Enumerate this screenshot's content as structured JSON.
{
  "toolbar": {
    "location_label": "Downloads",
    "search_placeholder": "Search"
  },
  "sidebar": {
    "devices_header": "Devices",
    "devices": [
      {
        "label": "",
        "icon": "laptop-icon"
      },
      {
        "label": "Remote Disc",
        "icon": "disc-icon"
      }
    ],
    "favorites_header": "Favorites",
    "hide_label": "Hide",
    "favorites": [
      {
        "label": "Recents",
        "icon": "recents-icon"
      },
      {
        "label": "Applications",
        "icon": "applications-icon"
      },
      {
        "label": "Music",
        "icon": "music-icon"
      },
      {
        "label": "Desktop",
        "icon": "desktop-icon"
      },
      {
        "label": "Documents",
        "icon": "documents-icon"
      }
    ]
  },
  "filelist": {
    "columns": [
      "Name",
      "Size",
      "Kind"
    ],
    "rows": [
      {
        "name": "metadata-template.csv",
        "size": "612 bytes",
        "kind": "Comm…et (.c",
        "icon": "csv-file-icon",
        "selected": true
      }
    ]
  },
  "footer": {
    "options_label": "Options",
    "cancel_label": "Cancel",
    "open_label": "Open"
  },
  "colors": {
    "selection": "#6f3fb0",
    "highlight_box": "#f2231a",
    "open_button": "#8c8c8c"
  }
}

**Task instructions**
Make a verbatim copy of every entry shown above.

**Final result**
Enumerate this screenshot's content as structured JSON.
{
  "toolbar": {
    "location_label": "Downloads",
    "search_placeholder": "Search"
  },
  "sidebar": {
    "devices_header": "Devices",
    "devices": [
      {
        "label": "",
        "icon": "laptop-icon"
      },
      {
        "label": "Remote Disc",
        "icon": "disc-icon"
      }
    ],
    "favorites_header": "Favorites",
    "hide_label": "Hide",
    "favorites": [
      {
        "label": "Recents",
        "icon": "recents-icon"
      },
      {
        "label": "Applications",
        "icon": "applications-icon"
      },
      {
        "label": "Music",
        "icon": "music-icon"
      },
      {
        "label": "Desktop",
        "icon": "desktop-icon"
      },
      {
        "label": "Documents",
        "icon": "documents-icon"
      }
    ]
  },
  "filelist": {
    "columns": [
      "Name",
      "Size",
      "Kind"
    ],
    "rows": [
      {
        "name": "metadata-template.csv",
        "size": "612 bytes",
        "kind": "Comm…et (.c",
        "icon": "csv-file-icon",
        "selected": true
      }
    ]
  },
  "footer": {
    "options_label": "Options",
    "cancel_label": "Cancel",
    "open_label": "Open"
  },
  "colors": {
    "selection": "#6f3fb0",
    "highlight_box": "#f2231a",
    "open_button": "#8c8c8c"
  }
}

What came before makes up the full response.